(Stored items from a collection)
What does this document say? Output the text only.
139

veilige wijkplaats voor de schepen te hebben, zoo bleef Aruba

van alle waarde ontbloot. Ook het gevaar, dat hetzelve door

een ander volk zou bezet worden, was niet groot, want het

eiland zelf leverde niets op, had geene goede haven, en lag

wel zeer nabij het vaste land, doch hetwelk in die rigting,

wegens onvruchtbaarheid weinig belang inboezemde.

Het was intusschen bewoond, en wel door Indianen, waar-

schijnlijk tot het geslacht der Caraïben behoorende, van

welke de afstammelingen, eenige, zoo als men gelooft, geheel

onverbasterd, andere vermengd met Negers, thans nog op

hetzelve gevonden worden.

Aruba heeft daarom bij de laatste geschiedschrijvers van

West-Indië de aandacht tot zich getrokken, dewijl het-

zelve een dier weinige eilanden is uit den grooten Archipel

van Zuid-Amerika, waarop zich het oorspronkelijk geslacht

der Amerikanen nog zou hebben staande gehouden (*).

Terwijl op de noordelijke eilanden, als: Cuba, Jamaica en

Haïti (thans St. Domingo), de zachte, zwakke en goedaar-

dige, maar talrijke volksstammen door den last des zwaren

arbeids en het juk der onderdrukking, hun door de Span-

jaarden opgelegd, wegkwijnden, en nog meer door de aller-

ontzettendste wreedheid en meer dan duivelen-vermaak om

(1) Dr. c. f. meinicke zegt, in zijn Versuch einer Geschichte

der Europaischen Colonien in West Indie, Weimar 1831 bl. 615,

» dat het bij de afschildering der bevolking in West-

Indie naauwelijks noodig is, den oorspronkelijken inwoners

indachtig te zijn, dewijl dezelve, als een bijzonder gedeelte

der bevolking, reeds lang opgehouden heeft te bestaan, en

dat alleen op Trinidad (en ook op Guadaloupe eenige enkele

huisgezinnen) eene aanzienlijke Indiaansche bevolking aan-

■ **WHAT YOU ARE ASKED TO DO**: Return each full line of the entries that contains the word "eilanden".

■ **FULL SOLUTION**:
zelve een dier weinige eilanden is uit den grooten Archipel
Terwijl op de noordelijke eilanden, als: Cuba, Jamaica en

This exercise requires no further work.